§ Prompt: Check each line of the records below and collect those holding "range".
Provided records start
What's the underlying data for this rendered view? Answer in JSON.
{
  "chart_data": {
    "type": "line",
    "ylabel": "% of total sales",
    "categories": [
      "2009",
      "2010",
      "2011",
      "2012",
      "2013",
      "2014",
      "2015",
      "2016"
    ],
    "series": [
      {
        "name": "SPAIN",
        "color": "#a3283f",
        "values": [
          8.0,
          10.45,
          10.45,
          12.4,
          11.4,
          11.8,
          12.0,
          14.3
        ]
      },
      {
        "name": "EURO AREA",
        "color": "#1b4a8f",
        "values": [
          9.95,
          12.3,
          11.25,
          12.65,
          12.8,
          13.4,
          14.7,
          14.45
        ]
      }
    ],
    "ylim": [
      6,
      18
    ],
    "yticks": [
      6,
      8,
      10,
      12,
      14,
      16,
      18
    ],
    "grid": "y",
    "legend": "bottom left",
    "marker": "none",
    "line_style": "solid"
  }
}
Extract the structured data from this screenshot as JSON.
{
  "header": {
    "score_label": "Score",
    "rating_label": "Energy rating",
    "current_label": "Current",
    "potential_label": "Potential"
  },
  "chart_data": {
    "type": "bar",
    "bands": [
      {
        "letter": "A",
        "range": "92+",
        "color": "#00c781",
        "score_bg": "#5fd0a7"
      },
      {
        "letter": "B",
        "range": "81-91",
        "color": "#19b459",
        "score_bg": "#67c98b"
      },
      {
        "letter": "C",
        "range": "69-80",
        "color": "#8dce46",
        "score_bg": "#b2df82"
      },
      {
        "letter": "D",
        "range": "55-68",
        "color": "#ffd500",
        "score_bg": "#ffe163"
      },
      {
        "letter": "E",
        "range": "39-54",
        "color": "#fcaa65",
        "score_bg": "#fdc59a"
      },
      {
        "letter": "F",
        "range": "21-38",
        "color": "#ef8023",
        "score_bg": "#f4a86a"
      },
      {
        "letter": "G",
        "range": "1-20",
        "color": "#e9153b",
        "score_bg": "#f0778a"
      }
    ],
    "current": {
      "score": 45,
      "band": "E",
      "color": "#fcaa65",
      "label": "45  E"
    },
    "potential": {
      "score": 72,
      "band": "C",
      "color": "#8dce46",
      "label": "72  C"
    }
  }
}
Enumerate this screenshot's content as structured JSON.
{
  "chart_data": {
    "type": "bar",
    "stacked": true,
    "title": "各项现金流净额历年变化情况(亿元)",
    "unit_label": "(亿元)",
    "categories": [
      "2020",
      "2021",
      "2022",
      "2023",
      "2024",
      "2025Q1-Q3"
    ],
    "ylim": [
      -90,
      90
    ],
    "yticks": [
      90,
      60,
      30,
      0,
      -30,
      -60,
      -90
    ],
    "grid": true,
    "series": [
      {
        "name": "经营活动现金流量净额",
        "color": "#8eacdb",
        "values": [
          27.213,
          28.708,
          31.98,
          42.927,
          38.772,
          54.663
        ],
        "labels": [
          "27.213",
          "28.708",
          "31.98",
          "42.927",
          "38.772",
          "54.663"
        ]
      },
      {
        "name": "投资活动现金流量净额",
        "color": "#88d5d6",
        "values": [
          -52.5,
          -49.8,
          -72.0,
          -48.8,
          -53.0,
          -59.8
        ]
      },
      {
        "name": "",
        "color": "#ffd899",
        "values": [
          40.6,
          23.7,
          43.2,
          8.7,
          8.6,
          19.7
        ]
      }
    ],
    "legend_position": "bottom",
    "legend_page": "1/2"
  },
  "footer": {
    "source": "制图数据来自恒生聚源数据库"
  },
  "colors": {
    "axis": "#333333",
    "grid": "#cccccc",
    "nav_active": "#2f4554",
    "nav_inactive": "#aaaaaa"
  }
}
Provided records end
§ In response:
        "range": "92+",
        "range": "81-91",
        "range": "69-80",
        "range": "55-68",
        "range": "39-54",
        "range": "21-38",
        "range": "1-20",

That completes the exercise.